[Rows from a dataset]
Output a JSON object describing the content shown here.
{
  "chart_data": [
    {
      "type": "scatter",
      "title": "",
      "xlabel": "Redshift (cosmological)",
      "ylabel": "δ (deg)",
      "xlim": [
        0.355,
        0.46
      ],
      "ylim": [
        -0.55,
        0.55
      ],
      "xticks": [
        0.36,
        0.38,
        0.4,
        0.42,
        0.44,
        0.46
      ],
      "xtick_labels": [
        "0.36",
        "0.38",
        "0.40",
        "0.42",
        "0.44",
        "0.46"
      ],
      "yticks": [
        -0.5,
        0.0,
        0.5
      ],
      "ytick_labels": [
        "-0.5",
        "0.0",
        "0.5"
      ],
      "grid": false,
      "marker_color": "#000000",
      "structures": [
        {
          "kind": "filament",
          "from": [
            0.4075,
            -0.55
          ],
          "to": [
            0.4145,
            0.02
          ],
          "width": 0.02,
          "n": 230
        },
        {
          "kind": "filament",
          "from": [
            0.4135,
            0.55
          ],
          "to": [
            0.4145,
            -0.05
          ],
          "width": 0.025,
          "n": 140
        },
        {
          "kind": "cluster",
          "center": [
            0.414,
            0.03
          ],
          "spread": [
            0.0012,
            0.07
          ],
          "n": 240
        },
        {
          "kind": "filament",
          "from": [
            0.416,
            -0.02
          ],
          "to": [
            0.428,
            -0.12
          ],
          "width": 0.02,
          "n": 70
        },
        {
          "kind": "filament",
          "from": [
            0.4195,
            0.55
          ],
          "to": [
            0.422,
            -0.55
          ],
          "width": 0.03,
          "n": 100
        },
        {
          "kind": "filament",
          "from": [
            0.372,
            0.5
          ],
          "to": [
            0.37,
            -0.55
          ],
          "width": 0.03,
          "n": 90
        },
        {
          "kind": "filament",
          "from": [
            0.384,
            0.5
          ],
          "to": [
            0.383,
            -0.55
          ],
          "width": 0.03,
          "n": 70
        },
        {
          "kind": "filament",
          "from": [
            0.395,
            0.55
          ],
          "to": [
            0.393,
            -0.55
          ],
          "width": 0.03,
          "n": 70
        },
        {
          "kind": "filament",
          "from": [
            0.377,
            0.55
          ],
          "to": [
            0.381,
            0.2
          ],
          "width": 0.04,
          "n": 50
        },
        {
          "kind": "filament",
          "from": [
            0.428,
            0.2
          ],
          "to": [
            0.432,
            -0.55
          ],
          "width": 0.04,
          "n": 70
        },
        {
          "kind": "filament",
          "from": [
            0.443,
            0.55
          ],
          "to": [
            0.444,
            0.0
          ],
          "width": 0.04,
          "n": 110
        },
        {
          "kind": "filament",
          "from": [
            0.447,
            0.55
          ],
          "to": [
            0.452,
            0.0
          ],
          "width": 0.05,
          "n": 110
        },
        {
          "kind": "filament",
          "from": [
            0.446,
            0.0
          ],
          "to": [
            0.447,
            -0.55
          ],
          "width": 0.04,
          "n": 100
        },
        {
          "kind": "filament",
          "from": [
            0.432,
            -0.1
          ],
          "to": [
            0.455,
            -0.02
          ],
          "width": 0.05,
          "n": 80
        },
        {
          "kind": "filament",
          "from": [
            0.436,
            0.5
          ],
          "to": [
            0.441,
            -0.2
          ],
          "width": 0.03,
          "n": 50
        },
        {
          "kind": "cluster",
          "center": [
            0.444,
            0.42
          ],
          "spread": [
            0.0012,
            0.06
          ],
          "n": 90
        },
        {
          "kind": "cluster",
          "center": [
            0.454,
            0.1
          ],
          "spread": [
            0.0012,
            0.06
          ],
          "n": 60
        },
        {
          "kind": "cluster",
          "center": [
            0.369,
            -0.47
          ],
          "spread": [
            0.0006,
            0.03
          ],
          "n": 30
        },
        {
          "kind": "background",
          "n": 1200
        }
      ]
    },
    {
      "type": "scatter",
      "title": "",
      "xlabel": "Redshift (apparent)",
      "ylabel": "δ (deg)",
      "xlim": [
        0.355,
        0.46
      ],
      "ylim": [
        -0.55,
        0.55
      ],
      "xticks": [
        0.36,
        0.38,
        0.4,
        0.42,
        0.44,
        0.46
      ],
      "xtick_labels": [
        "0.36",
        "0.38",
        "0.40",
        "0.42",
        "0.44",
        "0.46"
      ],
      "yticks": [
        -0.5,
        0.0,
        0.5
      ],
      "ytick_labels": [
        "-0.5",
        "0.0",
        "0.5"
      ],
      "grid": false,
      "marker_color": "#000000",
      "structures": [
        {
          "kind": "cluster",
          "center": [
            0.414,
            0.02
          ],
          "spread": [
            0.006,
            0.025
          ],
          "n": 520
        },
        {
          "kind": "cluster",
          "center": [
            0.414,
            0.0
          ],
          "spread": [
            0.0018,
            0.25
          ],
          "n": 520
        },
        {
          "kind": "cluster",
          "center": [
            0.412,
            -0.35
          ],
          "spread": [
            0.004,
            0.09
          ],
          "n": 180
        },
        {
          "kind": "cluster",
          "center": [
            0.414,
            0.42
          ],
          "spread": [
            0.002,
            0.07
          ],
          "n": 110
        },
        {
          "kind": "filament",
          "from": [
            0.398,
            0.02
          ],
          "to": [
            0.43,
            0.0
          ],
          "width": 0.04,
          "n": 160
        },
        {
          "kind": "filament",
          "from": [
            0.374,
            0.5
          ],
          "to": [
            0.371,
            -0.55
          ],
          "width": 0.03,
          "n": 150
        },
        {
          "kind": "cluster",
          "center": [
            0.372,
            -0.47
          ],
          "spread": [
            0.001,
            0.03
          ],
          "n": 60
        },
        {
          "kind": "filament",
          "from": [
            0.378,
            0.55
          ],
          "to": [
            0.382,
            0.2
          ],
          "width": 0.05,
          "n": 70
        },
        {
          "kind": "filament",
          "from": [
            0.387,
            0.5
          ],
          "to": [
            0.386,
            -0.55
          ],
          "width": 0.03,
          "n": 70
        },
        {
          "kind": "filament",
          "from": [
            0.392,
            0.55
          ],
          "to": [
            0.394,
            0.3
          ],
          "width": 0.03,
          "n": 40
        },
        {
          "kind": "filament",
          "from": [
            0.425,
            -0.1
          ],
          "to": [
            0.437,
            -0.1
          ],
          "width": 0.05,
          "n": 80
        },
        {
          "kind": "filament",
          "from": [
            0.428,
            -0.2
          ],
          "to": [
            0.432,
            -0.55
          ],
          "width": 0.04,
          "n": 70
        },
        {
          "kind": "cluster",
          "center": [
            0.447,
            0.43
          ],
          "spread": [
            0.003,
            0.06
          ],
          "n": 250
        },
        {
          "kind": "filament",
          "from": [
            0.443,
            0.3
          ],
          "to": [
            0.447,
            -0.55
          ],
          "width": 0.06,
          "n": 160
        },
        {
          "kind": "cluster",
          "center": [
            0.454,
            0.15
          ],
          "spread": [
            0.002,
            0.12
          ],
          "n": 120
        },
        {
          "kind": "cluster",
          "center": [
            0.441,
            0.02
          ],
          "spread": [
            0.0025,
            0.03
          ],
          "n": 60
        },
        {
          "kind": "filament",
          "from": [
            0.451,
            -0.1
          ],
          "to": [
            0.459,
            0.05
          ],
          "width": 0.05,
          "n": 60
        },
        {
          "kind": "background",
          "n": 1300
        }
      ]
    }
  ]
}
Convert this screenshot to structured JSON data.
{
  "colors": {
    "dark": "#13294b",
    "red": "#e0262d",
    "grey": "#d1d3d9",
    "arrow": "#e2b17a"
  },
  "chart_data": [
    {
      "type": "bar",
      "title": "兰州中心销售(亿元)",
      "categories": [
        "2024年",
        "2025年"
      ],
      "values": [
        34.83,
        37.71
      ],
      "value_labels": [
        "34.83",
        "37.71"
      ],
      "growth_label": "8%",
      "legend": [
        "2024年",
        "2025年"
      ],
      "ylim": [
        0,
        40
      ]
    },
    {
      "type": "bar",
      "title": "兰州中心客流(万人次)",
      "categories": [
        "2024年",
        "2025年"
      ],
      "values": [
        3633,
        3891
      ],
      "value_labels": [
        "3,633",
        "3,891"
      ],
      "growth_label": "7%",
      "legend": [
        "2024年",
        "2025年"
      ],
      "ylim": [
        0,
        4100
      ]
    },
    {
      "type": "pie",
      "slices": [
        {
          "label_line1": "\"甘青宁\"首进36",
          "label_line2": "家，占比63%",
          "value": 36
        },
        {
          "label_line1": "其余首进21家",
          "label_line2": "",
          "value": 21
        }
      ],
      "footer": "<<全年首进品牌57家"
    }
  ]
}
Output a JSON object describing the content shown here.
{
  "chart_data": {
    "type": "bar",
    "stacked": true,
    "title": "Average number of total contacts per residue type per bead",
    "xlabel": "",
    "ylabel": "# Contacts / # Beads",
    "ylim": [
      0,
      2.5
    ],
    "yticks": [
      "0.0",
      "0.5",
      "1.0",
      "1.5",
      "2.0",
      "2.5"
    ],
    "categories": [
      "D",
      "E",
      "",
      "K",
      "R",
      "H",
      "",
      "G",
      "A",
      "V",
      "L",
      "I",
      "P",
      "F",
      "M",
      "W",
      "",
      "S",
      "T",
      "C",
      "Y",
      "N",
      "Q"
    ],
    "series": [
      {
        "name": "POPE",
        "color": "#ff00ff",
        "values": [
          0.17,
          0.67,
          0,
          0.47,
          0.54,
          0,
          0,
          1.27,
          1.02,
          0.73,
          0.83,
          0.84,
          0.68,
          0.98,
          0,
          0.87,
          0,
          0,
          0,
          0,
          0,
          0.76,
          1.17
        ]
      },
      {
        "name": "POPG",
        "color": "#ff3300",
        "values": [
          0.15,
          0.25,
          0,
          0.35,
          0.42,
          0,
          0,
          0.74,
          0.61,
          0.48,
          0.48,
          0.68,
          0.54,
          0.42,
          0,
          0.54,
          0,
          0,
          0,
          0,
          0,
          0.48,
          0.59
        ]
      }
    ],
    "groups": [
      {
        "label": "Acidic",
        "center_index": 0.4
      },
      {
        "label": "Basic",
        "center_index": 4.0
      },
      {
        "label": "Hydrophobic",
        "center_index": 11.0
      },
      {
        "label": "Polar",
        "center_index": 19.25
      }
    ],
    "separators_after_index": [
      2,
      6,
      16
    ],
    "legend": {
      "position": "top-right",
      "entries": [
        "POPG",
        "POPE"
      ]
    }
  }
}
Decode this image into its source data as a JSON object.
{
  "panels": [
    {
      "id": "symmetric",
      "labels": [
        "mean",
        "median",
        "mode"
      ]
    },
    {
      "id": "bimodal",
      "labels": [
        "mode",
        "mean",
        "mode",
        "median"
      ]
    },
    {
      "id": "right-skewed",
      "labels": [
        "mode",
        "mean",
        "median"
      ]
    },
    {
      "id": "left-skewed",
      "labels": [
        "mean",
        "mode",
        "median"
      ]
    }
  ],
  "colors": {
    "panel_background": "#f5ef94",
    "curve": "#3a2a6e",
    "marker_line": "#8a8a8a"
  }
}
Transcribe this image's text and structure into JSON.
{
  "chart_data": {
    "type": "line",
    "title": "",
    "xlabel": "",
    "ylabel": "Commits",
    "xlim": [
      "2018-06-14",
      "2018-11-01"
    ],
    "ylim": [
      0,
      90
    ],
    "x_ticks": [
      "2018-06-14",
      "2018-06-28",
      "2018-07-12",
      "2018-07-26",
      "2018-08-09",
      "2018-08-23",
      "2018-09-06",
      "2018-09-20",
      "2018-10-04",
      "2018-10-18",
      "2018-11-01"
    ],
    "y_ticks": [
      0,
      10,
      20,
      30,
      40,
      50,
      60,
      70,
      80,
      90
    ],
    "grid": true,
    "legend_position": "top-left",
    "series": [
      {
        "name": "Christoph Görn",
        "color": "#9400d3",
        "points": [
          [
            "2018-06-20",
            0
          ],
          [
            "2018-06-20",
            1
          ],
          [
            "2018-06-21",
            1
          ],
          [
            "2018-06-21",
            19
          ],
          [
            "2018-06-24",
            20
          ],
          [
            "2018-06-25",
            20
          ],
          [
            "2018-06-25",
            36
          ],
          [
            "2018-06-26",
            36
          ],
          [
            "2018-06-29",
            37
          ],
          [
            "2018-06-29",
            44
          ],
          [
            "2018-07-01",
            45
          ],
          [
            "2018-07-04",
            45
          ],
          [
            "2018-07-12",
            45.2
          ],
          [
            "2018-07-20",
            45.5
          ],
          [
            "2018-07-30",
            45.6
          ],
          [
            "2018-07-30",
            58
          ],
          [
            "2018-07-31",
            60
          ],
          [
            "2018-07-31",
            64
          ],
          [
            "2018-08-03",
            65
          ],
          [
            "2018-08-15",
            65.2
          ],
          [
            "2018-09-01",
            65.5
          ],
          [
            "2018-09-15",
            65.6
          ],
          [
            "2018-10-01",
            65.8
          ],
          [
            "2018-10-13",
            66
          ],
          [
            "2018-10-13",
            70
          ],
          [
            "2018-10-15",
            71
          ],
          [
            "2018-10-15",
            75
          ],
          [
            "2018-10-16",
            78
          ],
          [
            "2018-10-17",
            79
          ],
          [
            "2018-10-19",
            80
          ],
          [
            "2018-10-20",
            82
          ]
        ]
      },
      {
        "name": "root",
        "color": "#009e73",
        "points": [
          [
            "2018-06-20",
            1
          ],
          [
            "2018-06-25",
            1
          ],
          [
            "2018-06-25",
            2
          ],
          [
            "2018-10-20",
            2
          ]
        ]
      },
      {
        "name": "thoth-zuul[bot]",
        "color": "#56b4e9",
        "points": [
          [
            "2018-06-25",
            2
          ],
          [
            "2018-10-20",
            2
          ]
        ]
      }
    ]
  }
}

TASK BRIEF: List the lines of the entries that include "type".

WRITTEN RESPONSE:
      "type": "scatter",
      "type": "scatter",
      "type": "bar",
      "type": "bar",
      "type": "pie",
    "type": "bar",
    "title": "Average number of total contacts per residue type per bead",
    "type": "line",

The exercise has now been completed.